BRIEF: Quote every entry word for word.
# START OF DATA SUPPLIED
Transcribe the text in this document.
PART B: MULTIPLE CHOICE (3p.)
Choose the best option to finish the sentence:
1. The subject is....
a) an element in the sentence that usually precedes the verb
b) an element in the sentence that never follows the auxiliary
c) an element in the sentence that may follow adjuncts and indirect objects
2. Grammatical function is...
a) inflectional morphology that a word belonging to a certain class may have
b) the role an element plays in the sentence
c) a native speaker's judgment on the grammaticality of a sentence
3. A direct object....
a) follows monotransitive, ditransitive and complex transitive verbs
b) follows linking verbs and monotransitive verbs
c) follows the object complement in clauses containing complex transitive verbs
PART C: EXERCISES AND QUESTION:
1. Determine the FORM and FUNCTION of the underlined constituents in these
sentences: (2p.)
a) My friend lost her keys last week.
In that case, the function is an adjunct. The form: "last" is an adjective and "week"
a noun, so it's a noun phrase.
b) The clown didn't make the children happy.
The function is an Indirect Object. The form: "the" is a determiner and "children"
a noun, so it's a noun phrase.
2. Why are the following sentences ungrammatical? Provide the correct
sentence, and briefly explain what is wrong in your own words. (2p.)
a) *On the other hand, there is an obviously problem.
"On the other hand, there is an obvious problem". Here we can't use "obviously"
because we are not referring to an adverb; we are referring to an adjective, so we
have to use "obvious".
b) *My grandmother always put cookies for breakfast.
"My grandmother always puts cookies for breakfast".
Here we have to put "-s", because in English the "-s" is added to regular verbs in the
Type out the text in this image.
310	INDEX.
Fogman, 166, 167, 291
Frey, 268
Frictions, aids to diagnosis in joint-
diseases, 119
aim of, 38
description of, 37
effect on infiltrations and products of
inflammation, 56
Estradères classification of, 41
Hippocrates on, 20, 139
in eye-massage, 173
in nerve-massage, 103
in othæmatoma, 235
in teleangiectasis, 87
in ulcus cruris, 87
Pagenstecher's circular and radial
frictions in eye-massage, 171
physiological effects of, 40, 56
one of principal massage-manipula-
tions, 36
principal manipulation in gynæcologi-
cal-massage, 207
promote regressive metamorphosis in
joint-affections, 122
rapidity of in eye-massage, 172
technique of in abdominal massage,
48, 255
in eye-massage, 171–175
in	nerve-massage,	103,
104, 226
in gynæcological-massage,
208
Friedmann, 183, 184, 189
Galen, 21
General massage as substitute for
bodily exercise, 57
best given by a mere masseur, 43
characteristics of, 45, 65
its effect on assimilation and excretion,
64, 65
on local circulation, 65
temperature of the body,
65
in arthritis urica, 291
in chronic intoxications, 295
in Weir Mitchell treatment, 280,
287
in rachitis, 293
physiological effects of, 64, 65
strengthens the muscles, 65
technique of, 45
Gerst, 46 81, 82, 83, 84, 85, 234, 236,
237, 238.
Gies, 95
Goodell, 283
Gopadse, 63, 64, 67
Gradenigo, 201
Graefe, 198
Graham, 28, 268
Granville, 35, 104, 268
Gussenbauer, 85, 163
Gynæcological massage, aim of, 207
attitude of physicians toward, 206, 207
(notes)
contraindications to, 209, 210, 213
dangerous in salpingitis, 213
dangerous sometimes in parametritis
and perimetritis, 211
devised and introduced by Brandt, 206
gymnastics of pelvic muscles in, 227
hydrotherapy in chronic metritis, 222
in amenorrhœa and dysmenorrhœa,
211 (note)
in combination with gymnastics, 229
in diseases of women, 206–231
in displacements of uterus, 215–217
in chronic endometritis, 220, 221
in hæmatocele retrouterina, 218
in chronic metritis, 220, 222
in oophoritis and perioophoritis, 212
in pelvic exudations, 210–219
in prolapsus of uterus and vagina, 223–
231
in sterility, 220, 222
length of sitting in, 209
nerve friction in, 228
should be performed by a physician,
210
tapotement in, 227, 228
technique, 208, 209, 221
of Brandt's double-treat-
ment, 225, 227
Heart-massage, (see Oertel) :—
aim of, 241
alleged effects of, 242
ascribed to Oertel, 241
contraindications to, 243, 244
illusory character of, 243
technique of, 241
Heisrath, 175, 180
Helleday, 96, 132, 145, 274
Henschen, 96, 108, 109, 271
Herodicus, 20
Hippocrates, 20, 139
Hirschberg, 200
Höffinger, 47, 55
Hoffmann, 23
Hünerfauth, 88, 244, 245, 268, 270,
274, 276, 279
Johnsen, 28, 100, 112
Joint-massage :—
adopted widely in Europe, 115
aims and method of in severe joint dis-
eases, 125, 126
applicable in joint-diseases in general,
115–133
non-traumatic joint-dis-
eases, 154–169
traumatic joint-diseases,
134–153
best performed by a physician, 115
# END OF DATA SUPPLIED
RESPONSE TO THE EXERCISE:
Transcribe the text in this document.
PART B: MULTIPLE CHOICE (3p.)
Choose the best option to finish the sentence:
1. The subject is....
a) an element in the sentence that usually precedes the verb
b) an element in the sentence that never follows the auxiliary
c) an element in the sentence that may follow adjuncts and indirect objects
2. Grammatical function is...
a) inflectional morphology that a word belonging to a certain class may have
b) the role an element plays in the sentence
c) a native speaker's judgment on the grammaticality of a sentence
3. A direct object....
a) follows monotransitive, ditransitive and complex transitive verbs
b) follows linking verbs and monotransitive verbs
c) follows the object complement in clauses containing complex transitive verbs
PART C: EXERCISES AND QUESTION:
1. Determine the FORM and FUNCTION of the underlined constituents in these
sentences: (2p.)
a) My friend lost her keys last week.
In that case, the function is an adjunct. The form: "last" is an adjective and "week"
a noun, so it's a noun phrase.
b) The clown didn't make the children happy.
The function is an Indirect Object. The form: "the" is a determiner and "children"
a noun, so it's a noun phrase.
2. Why are the following sentences ungrammatical? Provide the correct
sentence, and briefly explain what is wrong in your own words. (2p.)
a) *On the other hand, there is an obviously problem.
"On the other hand, there is an obvious problem". Here we can't use "obviously"
because we are not referring to an adverb; we are referring to an adjective, so we
have to use "obvious".
b) *My grandmother always put cookies for breakfast.
"My grandmother always puts cookies for breakfast".
Here we have to put "-s", because in English the "-s" is added to regular verbs in the
Type out the text in this image.
310	INDEX.
Fogman, 166, 167, 291
Frey, 268
Frictions, aids to diagnosis in joint-
diseases, 119
aim of, 38
description of, 37
effect on infiltrations and products of
inflammation, 56
Estradères classification of, 41
Hippocrates on, 20, 139
in eye-massage, 173
in nerve-massage, 103
in othæmatoma, 235
in teleangiectasis, 87
in ulcus cruris, 87
Pagenstecher's circular and radial
frictions in eye-massage, 171
physiological effects of, 40, 56
one of principal massage-manipula-
tions, 36
principal manipulation in gynæcologi-
cal-massage, 207
promote regressive metamorphosis in
joint-affections, 122
rapidity of in eye-massage, 172
technique of in abdominal massage,
48, 255
in eye-massage, 171–175
in	nerve-massage,	103,
104, 226
in gynæcological-massage,
208
Friedmann, 183, 184, 189
Galen, 21
General massage as substitute for
bodily exercise, 57
best given by a mere masseur, 43
characteristics of, 45, 65
its effect on assimilation and excretion,
64, 65
on local circulation, 65
temperature of the body,
65
in arthritis urica, 291
in chronic intoxications, 295
in Weir Mitchell treatment, 280,
287
in rachitis, 293
physiological effects of, 64, 65
strengthens the muscles, 65
technique of, 45
Gerst, 46 81, 82, 83, 84, 85, 234, 236,
237, 238.
Gies, 95
Goodell, 283
Gopadse, 63, 64, 67
Gradenigo, 201
Graefe, 198
Graham, 28, 268
Granville, 35, 104, 268
Gussenbauer, 85, 163
Gynæcological massage, aim of, 207
attitude of physicians toward, 206, 207
(notes)
contraindications to, 209, 210, 213
dangerous in salpingitis, 213
dangerous sometimes in parametritis
and perimetritis, 211
devised and introduced by Brandt, 206
gymnastics of pelvic muscles in, 227
hydrotherapy in chronic metritis, 222
in amenorrhœa and dysmenorrhœa,
211 (note)
in combination with gymnastics, 229
in diseases of women, 206–231
in displacements of uterus, 215–217
in chronic endometritis, 220, 221
in hæmatocele retrouterina, 218
in chronic metritis, 220, 222
in oophoritis and perioophoritis, 212
in pelvic exudations, 210–219
in prolapsus of uterus and vagina, 223–
231
in sterility, 220, 222
length of sitting in, 209
nerve friction in, 228
should be performed by a physician,
210
tapotement in, 227, 228
technique, 208, 209, 221
of Brandt's double-treat-
ment, 225, 227
Heart-massage, (see Oertel) :—
aim of, 241
alleged effects of, 242
ascribed to Oertel, 241
contraindications to, 243, 244
illusory character of, 243
technique of, 241
Heisrath, 175, 180
Helleday, 96, 132, 145, 274
Henschen, 96, 108, 109, 271
Herodicus, 20
Hippocrates, 20, 139
Hirschberg, 200
Höffinger, 47, 55
Hoffmann, 23
Hünerfauth, 88, 244, 245, 268, 270,
274, 276, 279
Johnsen, 28, 100, 112
Joint-massage :—
adopted widely in Europe, 115
aims and method of in severe joint dis-
eases, 125, 126
applicable in joint-diseases in general,
115–133
non-traumatic joint-dis-
eases, 154–169
traumatic joint-diseases,
134–153
best performed by a physician, 115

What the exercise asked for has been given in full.